EXERCISE DATA —
───
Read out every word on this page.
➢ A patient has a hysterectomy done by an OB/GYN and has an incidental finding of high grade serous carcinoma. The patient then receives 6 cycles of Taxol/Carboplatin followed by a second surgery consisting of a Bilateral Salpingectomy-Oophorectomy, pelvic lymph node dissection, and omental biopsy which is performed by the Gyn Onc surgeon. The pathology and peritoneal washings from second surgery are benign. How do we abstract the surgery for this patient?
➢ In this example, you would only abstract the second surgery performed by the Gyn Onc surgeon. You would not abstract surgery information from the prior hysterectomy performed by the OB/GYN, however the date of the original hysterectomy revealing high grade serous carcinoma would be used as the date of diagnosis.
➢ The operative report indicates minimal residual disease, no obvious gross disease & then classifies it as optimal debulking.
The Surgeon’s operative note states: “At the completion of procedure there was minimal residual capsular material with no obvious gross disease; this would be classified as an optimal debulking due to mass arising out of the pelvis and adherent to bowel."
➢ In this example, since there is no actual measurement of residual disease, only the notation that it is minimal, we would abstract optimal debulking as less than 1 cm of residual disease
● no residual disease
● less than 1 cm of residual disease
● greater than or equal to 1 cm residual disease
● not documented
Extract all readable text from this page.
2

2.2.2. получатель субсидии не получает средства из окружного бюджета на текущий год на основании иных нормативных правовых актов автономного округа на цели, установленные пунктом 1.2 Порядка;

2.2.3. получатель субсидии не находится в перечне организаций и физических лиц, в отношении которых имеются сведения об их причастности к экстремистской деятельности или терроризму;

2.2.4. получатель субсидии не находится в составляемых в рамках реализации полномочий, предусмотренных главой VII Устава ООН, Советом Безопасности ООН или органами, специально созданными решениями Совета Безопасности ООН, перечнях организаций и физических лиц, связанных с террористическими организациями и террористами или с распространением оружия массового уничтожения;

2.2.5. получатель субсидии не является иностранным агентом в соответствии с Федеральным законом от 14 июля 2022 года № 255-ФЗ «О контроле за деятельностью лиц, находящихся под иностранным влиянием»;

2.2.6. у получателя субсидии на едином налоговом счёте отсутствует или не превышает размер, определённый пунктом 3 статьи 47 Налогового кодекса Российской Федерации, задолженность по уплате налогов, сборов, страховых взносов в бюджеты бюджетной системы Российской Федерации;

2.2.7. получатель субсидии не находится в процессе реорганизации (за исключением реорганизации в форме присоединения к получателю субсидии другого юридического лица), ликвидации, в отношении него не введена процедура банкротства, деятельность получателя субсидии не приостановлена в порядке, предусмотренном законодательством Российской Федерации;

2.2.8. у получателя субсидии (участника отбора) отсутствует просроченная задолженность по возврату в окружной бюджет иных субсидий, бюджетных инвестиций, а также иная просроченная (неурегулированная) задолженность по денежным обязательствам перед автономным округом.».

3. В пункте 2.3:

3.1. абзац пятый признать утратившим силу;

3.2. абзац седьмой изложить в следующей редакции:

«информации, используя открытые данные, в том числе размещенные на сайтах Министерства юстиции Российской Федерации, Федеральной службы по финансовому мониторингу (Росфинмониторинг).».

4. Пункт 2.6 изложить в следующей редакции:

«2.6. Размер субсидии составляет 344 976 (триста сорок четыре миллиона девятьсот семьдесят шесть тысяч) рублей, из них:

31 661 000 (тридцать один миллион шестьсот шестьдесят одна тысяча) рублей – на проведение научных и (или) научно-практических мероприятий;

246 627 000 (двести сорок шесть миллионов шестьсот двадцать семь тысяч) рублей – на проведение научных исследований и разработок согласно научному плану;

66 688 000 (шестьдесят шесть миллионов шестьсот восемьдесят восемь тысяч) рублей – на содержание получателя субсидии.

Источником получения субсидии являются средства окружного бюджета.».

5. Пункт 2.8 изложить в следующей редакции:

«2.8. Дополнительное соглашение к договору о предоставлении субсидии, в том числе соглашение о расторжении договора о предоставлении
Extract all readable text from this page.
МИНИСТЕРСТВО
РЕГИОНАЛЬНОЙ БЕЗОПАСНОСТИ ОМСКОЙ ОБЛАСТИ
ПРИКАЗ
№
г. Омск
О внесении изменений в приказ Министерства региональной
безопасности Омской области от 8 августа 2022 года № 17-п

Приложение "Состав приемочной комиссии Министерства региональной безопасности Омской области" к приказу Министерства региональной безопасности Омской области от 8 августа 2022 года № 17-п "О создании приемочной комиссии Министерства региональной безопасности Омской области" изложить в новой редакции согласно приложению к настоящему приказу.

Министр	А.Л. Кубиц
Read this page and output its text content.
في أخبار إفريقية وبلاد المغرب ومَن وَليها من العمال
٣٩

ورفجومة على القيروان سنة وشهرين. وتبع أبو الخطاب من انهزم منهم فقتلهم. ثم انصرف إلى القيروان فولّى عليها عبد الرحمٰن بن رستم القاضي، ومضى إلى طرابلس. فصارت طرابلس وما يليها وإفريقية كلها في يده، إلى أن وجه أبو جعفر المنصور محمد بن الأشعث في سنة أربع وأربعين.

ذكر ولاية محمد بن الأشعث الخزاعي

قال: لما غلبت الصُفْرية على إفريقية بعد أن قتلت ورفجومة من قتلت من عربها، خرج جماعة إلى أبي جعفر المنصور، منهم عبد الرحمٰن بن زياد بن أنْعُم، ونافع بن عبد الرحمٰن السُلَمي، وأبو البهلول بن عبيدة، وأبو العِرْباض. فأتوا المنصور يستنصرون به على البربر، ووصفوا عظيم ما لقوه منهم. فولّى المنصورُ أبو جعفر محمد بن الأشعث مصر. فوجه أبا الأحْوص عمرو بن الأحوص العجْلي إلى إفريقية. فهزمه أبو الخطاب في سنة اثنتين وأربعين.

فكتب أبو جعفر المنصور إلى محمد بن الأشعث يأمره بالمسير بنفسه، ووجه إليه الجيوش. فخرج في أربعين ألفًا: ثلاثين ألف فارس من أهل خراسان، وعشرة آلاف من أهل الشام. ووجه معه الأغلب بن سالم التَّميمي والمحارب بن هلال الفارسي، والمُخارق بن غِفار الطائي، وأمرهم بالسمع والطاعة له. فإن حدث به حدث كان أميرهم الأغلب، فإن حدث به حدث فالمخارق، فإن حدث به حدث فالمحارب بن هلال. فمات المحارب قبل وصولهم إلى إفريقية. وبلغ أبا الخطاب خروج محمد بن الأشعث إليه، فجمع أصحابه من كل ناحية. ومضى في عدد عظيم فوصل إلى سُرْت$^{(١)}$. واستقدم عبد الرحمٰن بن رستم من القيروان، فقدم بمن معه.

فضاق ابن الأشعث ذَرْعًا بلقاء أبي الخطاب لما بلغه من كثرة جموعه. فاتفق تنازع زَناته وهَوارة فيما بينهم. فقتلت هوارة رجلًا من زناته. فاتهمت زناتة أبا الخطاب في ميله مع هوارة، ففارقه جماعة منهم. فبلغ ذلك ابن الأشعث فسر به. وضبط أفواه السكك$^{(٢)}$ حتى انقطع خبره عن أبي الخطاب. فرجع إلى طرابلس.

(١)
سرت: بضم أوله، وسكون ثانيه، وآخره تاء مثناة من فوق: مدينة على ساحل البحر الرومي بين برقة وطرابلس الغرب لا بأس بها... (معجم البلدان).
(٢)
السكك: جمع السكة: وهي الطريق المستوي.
───
TASK STATEMENT — Note how many lines of the material contain the string "задолженность". Then report that number by itself.

TASK OUTPUT — 2